Are you able to quote each entry exactly as written?

------ Data entries

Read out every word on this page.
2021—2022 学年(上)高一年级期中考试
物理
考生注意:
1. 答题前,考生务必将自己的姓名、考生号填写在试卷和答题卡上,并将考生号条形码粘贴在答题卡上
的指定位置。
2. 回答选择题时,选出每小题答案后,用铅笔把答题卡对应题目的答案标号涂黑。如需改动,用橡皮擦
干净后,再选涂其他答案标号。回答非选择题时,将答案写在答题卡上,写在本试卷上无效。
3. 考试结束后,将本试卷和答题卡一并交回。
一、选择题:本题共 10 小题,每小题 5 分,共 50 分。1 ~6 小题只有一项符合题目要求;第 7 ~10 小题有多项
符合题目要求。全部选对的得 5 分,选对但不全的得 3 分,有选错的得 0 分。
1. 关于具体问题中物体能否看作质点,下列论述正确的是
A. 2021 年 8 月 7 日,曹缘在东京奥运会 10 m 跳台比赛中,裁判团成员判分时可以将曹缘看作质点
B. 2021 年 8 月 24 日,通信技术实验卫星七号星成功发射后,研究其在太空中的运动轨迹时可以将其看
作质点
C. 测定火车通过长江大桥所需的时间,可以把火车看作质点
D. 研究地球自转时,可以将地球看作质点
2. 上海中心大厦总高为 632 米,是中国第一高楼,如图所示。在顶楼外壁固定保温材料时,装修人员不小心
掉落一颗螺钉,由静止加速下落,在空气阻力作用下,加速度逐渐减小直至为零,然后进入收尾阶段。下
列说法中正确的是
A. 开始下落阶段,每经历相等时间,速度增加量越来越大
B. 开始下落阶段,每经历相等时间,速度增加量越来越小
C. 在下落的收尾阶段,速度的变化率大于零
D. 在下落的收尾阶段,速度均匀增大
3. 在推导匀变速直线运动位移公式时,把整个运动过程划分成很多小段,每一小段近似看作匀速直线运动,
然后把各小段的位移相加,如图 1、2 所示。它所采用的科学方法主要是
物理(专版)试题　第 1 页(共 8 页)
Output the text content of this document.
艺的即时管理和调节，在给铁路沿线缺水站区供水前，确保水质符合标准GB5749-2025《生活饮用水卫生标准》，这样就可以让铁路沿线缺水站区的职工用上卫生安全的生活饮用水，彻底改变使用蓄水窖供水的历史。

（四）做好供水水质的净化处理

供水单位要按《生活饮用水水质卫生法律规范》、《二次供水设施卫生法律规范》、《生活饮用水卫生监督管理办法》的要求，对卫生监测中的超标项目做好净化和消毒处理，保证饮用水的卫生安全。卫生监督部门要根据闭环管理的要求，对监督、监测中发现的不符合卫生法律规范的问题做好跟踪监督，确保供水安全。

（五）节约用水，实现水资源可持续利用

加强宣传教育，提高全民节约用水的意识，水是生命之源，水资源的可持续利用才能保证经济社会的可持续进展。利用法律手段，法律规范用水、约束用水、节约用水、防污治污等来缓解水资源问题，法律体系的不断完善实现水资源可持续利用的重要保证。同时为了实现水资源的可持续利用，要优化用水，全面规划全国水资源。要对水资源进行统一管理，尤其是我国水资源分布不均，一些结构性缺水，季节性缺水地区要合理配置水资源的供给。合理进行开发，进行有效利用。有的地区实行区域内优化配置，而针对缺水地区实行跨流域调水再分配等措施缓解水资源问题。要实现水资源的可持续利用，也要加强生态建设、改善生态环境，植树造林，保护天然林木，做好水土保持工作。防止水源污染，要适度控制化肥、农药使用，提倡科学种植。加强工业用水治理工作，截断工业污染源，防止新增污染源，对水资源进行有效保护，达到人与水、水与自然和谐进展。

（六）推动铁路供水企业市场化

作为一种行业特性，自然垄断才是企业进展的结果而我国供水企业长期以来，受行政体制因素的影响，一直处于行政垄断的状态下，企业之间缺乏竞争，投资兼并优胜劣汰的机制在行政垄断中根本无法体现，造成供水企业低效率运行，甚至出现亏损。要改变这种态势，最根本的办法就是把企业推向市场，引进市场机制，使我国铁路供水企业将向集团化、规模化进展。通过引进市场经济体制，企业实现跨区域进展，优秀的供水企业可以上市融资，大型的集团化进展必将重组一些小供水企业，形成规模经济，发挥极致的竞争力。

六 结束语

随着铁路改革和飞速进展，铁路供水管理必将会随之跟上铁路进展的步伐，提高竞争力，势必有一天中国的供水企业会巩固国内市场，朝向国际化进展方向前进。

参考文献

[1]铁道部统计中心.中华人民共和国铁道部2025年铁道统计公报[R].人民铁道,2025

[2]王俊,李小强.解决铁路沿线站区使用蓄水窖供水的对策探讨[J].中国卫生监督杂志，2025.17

------------

◆ Answer to the problem:
Read out every word on this page.
2021—2022 学年(上)高一年级期中考试
物理
考生注意:
1. 答题前,考生务必将自己的姓名、考生号填写在试卷和答题卡上,并将考生号条形码粘贴在答题卡上
的指定位置。
2. 回答选择题时,选出每小题答案后,用铅笔把答题卡对应题目的答案标号涂黑。如需改动,用橡皮擦
干净后,再选涂其他答案标号。回答非选择题时,将答案写在答题卡上,写在本试卷上无效。
3. 考试结束后,将本试卷和答题卡一并交回。
一、选择题:本题共 10 小题,每小题 5 分,共 50 分。1 ~6 小题只有一项符合题目要求;第 7 ~10 小题有多项
符合题目要求。全部选对的得 5 分,选对但不全的得 3 分,有选错的得 0 分。
1. 关于具体问题中物体能否看作质点,下列论述正确的是
A. 2021 年 8 月 7 日,曹缘在东京奥运会 10 m 跳台比赛中,裁判团成员判分时可以将曹缘看作质点
B. 2021 年 8 月 24 日,通信技术实验卫星七号星成功发射后,研究其在太空中的运动轨迹时可以将其看
作质点
C. 测定火车通过长江大桥所需的时间,可以把火车看作质点
D. 研究地球自转时,可以将地球看作质点
2. 上海中心大厦总高为 632 米,是中国第一高楼,如图所示。在顶楼外壁固定保温材料时,装修人员不小心
掉落一颗螺钉,由静止加速下落,在空气阻力作用下,加速度逐渐减小直至为零,然后进入收尾阶段。下
列说法中正确的是
A. 开始下落阶段,每经历相等时间,速度增加量越来越大
B. 开始下落阶段,每经历相等时间,速度增加量越来越小
C. 在下落的收尾阶段,速度的变化率大于零
D. 在下落的收尾阶段,速度均匀增大
3. 在推导匀变速直线运动位移公式时,把整个运动过程划分成很多小段,每一小段近似看作匀速直线运动,
然后把各小段的位移相加,如图 1、2 所示。它所采用的科学方法主要是
物理(专版)试题　第 1 页(共 8 页)
Output the text content of this document.
艺的即时管理和调节，在给铁路沿线缺水站区供水前，确保水质符合标准GB5749-2025《生活饮用水卫生标准》，这样就可以让铁路沿线缺水站区的职工用上卫生安全的生活饮用水，彻底改变使用蓄水窖供水的历史。

（四）做好供水水质的净化处理

供水单位要按《生活饮用水水质卫生法律规范》、《二次供水设施卫生法律规范》、《生活饮用水卫生监督管理办法》的要求，对卫生监测中的超标项目做好净化和消毒处理，保证饮用水的卫生安全。卫生监督部门要根据闭环管理的要求，对监督、监测中发现的不符合卫生法律规范的问题做好跟踪监督，确保供水安全。

（五）节约用水，实现水资源可持续利用

加强宣传教育，提高全民节约用水的意识，水是生命之源，水资源的可持续利用才能保证经济社会的可持续进展。利用法律手段，法律规范用水、约束用水、节约用水、防污治污等来缓解水资源问题，法律体系的不断完善实现水资源可持续利用的重要保证。同时为了实现水资源的可持续利用，要优化用水，全面规划全国水资源。要对水资源进行统一管理，尤其是我国水资源分布不均，一些结构性缺水，季节性缺水地区要合理配置水资源的供给。合理进行开发，进行有效利用。有的地区实行区域内优化配置，而针对缺水地区实行跨流域调水再分配等措施缓解水资源问题。要实现水资源的可持续利用，也要加强生态建设、改善生态环境，植树造林，保护天然林木，做好水土保持工作。防止水源污染，要适度控制化肥、农药使用，提倡科学种植。加强工业用水治理工作，截断工业污染源，防止新增污染源，对水资源进行有效保护，达到人与水、水与自然和谐进展。

（六）推动铁路供水企业市场化

作为一种行业特性，自然垄断才是企业进展的结果而我国供水企业长期以来，受行政体制因素的影响，一直处于行政垄断的状态下，企业之间缺乏竞争，投资兼并优胜劣汰的机制在行政垄断中根本无法体现，造成供水企业低效率运行，甚至出现亏损。要改变这种态势，最根本的办法就是把企业推向市场，引进市场机制，使我国铁路供水企业将向集团化、规模化进展。通过引进市场经济体制，企业实现跨区域进展，优秀的供水企业可以上市融资，大型的集团化进展必将重组一些小供水企业，形成规模经济，发挥极致的竞争力。

六 结束语

随着铁路改革和飞速进展，铁路供水管理必将会随之跟上铁路进展的步伐，提高竞争力，势必有一天中国的供水企业会巩固国内市场，朝向国际化进展方向前进。

参考文献

[1]铁道部统计中心.中华人民共和国铁道部2025年铁道统计公报[R].人民铁道,2025

[2]王俊,李小强.解决铁路沿线站区使用蓄水窖供水的对策探讨[J].中国卫生监督杂志，2025.17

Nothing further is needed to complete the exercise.